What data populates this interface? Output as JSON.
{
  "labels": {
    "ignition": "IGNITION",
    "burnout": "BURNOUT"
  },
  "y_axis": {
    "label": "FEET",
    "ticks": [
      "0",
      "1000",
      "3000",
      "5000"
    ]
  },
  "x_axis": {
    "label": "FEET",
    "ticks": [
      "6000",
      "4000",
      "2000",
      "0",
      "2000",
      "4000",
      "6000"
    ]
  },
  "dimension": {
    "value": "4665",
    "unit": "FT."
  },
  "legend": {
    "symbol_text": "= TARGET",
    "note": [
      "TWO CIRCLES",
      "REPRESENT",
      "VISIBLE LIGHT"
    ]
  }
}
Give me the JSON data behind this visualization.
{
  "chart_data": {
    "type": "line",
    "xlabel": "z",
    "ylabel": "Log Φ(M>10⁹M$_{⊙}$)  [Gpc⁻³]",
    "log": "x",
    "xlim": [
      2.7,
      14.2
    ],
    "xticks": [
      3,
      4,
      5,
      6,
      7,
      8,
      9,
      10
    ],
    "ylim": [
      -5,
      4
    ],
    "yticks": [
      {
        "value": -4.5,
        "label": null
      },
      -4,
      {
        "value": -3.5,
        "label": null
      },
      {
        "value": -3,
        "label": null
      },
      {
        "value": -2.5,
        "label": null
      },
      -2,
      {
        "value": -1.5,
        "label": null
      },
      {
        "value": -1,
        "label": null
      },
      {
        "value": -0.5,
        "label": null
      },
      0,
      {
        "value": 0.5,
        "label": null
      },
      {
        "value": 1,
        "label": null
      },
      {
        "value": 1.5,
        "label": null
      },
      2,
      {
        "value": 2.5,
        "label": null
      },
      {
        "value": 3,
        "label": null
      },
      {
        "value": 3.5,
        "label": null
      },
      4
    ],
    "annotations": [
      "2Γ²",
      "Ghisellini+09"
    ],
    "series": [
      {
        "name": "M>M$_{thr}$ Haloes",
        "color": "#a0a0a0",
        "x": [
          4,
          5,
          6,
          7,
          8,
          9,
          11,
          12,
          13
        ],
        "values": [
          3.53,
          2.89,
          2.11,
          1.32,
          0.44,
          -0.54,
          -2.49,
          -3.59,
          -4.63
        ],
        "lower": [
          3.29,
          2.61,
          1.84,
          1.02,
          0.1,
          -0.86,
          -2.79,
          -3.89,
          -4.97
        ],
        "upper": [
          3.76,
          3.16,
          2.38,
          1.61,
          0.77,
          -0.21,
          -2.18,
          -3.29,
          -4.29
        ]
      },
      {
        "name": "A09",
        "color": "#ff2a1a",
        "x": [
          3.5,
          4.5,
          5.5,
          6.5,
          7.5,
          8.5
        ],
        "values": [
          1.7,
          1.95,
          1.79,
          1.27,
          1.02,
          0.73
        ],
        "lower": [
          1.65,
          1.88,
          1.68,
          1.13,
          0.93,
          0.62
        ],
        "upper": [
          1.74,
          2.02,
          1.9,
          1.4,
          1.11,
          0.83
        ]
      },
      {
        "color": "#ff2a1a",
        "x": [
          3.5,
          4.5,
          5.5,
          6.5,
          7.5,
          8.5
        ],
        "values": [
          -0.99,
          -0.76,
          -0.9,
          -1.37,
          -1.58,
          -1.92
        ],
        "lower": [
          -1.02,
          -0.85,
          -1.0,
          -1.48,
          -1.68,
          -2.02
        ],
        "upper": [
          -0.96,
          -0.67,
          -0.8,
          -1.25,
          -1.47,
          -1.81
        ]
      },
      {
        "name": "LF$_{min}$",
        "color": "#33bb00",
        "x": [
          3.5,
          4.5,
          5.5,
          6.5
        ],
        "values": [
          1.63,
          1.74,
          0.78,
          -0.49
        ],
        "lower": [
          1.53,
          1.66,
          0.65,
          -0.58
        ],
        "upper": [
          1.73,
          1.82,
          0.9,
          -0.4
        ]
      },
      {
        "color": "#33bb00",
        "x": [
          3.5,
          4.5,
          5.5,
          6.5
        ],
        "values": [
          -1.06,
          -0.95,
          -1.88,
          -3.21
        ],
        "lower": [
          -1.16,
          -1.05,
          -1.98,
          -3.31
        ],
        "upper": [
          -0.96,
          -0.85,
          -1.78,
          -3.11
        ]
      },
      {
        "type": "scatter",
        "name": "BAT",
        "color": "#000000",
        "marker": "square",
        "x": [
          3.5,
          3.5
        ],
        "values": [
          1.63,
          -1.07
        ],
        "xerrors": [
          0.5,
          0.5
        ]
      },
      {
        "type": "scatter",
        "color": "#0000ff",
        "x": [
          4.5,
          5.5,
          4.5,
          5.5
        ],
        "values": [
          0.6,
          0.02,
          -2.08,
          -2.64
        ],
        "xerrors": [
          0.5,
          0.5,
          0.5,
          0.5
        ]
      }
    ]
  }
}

:: WHAT IS EXPECTED ::
Pull out every line above that holds the word "this".

:: TASK RESPONSE ::
What data populates this interface? Output as JSON.
Give me the JSON data behind this visualization.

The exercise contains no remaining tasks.